Duchenne muscular dystrophy is inherited in an X-linked recessive pattern, and thus nearly exclusively occurs in males 1. It is due to a mutation in the DMD gene that normally encodes for dystrophin, a protein involved in strengthening skeletal and cardiac muscle fibers by acting as a mechanical link between the cytoskeleton and the extracellular glycoprotein matrix of cells in these tissues 1.

Unlike in Becker muscular dystrophy where a mutation in the DMD gene results in a partially functioning dystrophin protein, in Duchenne muscular dystrophy dystrophin is non-functioning, which results in a more severe phenotype 1.

Musculoskeletal MR features, especially those from the lower limb, are most commonly described, however other imaging modalities may be useful as well.

Plain radiograph may show non-specific features of Duchenne muscular dystrophy, such as translucent soft tissues reflective of fatty muscle replacement, scoliosis, hypo-inflated lungs, cardiomegaly, and gracile bones 4,5.

CT is not commonly performed due to risks of ionizing radiation in this young patient demographic 2,6. However, CT confirms plain radiograph findings and furthermore, in the affected skeletal musculature (see below), typically shows low attenuating fatty infiltration and resultant pseudohypertrophy 6.

## Your instructions:
Carry on the passage on Duchenne muscular dystrophy, starting right after its final sentence about CT findings. The entries that come next are separate material and unrelated to the passage on Duchenne muscular dystrophy.

## Data for document understanding:

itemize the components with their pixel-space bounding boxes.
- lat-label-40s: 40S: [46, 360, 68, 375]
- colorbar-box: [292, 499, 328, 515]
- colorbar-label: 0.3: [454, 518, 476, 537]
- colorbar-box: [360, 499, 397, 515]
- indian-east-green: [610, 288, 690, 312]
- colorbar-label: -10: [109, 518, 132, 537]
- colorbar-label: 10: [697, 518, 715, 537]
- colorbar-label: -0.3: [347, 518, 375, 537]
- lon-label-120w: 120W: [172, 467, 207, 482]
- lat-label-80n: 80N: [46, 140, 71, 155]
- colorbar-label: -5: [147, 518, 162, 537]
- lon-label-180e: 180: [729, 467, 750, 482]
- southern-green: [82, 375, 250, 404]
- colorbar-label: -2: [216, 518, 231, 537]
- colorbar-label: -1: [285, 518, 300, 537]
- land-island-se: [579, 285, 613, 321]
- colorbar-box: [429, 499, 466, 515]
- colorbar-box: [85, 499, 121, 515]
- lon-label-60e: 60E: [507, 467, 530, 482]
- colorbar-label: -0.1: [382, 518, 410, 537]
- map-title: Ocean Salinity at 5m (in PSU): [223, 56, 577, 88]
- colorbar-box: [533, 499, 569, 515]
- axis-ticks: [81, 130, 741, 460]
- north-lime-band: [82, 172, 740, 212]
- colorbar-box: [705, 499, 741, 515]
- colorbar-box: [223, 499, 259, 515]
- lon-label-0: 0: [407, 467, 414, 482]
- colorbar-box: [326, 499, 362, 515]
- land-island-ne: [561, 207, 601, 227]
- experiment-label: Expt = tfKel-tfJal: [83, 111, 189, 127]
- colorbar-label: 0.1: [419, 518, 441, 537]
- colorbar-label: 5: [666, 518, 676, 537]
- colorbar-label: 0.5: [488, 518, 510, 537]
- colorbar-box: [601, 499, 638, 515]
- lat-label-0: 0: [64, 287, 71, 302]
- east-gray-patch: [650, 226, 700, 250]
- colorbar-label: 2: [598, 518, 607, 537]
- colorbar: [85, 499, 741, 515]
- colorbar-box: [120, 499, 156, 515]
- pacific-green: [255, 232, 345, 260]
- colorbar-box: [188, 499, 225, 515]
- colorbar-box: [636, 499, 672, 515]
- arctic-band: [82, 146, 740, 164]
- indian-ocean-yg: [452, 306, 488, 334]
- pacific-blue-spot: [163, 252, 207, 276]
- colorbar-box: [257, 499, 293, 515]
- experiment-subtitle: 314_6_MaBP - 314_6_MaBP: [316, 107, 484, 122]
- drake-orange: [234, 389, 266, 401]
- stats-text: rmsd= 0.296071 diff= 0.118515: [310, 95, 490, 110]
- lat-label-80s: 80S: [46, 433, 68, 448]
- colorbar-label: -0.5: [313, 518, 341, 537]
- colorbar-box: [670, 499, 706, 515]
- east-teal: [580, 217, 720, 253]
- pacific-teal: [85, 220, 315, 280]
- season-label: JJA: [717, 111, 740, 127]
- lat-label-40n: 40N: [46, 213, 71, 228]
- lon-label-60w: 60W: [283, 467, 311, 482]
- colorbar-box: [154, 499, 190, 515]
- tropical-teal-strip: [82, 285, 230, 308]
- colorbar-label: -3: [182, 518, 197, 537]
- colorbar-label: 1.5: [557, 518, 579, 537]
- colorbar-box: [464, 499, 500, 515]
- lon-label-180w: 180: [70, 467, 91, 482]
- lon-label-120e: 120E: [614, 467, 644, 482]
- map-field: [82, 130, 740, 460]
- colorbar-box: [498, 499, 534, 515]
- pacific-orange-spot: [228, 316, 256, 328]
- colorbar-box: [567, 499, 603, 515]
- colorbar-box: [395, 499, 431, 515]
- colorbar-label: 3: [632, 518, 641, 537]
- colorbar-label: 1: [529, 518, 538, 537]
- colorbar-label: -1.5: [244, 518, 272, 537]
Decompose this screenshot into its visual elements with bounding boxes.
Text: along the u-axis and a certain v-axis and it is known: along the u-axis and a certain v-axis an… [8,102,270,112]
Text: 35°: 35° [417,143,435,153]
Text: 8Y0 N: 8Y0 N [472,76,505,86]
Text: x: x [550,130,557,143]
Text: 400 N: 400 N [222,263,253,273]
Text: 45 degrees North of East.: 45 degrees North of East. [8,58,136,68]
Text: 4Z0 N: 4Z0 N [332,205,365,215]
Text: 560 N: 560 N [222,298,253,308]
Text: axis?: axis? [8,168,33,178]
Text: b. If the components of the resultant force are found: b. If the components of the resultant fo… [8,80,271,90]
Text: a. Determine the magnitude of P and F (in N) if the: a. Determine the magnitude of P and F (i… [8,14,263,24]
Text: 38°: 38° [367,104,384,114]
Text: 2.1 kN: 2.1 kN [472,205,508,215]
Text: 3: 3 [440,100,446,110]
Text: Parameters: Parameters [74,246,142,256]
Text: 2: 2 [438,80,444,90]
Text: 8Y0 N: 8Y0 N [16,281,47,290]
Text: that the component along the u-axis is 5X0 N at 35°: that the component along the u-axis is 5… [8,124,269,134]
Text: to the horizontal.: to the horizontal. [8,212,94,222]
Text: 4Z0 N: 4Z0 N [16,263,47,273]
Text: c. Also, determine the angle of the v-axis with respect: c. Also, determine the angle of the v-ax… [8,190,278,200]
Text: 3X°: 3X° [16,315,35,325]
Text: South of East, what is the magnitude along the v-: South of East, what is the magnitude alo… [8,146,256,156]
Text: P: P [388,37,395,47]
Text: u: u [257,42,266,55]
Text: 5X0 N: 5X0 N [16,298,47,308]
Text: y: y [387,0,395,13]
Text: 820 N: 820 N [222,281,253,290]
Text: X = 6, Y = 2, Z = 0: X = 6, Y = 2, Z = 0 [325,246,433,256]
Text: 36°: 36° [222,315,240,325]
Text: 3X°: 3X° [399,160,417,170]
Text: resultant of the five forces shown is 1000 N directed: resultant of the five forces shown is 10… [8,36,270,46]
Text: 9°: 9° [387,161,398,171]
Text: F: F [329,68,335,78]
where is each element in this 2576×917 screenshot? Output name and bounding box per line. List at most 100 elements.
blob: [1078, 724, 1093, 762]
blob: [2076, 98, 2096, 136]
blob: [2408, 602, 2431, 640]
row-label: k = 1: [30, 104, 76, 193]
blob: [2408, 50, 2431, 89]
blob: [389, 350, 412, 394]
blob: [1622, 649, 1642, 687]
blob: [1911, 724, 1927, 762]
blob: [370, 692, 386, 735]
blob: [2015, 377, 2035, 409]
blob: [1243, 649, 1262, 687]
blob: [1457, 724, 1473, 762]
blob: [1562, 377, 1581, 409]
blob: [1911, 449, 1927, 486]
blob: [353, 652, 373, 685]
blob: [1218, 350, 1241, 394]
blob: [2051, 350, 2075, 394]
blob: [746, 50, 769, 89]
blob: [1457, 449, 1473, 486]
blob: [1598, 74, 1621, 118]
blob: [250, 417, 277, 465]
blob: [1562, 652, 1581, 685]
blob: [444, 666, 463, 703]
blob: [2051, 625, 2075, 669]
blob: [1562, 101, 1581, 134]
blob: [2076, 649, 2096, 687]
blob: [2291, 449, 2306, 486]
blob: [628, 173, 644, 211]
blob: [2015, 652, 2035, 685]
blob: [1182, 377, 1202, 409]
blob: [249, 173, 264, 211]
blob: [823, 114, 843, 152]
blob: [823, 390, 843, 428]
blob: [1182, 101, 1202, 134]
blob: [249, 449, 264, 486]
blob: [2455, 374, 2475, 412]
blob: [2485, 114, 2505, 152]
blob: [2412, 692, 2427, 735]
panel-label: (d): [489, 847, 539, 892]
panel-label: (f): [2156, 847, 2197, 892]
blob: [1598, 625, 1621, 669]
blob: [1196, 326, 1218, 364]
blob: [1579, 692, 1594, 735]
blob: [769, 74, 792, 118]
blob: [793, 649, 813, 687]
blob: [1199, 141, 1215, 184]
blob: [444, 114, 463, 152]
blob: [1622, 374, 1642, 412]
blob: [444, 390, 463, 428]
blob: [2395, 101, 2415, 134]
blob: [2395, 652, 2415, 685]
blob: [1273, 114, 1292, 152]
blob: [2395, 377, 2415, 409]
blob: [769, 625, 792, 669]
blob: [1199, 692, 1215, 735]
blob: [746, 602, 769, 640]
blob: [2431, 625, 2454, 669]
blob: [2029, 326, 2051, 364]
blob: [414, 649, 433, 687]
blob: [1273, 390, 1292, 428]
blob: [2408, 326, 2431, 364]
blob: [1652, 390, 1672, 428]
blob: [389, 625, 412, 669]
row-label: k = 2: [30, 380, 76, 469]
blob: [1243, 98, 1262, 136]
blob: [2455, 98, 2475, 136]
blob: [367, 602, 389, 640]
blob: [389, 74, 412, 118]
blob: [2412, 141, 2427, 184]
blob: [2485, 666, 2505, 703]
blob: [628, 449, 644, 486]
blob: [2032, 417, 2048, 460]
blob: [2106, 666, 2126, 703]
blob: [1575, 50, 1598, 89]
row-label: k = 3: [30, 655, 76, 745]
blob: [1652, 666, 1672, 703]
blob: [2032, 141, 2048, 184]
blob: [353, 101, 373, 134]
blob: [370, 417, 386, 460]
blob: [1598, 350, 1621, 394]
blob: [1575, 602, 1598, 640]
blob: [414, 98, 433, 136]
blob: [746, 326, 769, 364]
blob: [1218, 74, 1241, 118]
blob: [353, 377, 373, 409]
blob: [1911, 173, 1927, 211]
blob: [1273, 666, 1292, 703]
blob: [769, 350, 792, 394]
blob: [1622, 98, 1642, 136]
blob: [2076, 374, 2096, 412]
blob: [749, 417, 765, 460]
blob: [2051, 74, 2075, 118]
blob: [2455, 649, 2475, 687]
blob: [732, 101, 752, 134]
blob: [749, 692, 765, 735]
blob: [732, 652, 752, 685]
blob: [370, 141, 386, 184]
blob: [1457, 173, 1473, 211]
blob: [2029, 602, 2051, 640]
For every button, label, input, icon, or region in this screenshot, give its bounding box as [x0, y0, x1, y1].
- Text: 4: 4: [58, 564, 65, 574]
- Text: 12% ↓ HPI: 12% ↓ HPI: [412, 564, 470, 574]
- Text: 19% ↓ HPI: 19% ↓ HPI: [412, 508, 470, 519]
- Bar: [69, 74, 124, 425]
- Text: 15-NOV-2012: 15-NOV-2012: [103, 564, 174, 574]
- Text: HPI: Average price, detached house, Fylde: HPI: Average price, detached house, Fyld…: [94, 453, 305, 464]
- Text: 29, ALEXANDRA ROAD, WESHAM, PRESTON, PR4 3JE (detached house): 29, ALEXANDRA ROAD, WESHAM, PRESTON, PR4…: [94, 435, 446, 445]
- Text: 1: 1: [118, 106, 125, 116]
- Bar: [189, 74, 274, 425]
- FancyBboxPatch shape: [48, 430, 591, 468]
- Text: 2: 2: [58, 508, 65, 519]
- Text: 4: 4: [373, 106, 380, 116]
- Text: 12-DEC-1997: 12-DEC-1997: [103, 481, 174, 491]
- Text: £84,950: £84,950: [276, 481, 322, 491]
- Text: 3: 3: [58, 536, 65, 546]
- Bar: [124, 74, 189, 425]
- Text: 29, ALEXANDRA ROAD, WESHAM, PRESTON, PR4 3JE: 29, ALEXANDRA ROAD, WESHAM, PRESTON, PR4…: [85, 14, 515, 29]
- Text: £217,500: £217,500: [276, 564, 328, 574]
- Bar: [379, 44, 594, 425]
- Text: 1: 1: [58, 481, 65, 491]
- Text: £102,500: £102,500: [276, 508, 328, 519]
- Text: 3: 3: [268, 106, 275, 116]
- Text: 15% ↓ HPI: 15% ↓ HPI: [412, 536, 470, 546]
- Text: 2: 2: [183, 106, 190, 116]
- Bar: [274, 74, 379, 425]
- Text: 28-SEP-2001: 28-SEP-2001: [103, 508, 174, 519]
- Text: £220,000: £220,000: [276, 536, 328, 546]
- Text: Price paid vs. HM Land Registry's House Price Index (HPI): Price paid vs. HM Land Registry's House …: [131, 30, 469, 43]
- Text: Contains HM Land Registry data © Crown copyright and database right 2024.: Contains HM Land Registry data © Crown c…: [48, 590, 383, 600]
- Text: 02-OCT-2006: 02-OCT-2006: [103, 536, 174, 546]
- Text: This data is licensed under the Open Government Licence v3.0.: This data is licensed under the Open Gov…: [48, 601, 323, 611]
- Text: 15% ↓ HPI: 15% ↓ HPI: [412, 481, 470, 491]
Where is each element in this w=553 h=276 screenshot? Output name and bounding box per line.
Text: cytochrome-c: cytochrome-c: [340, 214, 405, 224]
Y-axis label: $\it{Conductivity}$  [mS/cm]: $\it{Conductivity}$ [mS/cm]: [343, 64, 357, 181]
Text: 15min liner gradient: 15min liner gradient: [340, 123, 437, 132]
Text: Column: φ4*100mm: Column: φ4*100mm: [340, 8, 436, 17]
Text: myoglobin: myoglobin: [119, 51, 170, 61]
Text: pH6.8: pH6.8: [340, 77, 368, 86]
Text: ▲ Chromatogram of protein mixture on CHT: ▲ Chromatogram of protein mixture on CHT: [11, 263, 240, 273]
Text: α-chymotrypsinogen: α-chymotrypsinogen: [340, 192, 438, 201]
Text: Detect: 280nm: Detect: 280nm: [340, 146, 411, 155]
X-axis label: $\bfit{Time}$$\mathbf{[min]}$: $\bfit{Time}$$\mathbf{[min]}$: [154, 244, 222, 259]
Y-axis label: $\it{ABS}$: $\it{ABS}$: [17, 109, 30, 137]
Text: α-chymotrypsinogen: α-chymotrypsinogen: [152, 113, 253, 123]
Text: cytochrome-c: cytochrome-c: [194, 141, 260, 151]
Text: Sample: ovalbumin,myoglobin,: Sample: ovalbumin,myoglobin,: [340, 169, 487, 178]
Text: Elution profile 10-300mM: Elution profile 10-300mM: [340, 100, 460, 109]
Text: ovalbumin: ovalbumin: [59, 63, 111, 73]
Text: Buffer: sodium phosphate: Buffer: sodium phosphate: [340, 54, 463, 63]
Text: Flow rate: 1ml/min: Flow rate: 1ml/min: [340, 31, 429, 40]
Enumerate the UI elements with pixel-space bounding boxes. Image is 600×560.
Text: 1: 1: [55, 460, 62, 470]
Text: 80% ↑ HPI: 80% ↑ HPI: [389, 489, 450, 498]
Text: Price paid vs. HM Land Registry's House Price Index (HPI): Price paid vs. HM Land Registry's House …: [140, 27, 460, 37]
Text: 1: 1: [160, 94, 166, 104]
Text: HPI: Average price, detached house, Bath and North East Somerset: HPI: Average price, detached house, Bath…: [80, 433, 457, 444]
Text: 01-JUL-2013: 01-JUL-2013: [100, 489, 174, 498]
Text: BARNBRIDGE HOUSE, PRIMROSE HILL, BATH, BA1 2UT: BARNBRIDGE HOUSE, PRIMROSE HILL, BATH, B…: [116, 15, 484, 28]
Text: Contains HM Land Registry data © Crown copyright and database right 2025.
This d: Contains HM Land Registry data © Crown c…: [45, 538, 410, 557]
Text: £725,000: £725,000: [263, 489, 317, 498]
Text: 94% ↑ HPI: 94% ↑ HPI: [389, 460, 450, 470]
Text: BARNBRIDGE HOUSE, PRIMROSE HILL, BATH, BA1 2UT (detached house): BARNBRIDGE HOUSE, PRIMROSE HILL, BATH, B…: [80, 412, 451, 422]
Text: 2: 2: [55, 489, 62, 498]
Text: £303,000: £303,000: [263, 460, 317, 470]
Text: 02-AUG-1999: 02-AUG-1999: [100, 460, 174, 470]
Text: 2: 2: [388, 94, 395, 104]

## Solved problem:
MRI is the imaging modality of choice in Duchenne muscular dystrophy, with T1-weighted sequences traditionally being the most useful 7. Due to its superior soft tissue contrast, T1-weighted MRI shows characteristic patterns of muscular fatty infiltration 7. Affected muscles demonstrate high T1-weighted signal that is initially streaky, but becomes more confluent in nature as the condition progresses 7.

There tends to be a typical pattern of muscle involvement:

Furthermore, recent research suggests T2 mapping techniques may also be useful applications of MR, especially in relation to clinicoradiological severity correlations, but this is an ongoing field of research 2,9.

Bone mineral density can be reduced leading to osteoporosis due to derangement of calcium metabolism +/- effects of corticosteroid therapy 15.

Cardiac MRI reveals ventricular dilation consistent with a dilated cardiomyopathy 10,11. Late gadolinium-enhancement images show subepicardial delayed myocardial enhancement characteristically affecting the basal inferolateral wall, reflecting subepicardial fibrosis of the basal inferolateral wall 10,11. This pattern of enhancement can mimic viral myocarditis 10, although the clinical presentation differs significantly.

Corticosteroids, such as prednisolone and deflazacort, are effective in improving muscle strength and respiratory function 1, and are the mainstay of treatment. Other potential pharmacotherapies include:

  • vamorolone, a steroid analog, which has been shown to improve motor outcomes 19

  • givinostat, a histone deacetylase inhibitor, which has been shown to improve motor outcomes 20

  • antisense oligonucleotide therapies, such as eteplirsen, virolarsen and ataluren, may have a role as disease-modifying therapies in certain genetic cohorts, although long-term clinical efficacy is not established 12,16-18

Otherwise, the management of Duchenne muscular dystrophy is multidisciplinary and involves rehabilitation and surveillance of respiratory, cardiac, and orthopedic complications 1. Many patients require heart transplantation to prolong survival 11.

The prognosis remains relatively poor, with most patients not surviving past the third decade of life 1.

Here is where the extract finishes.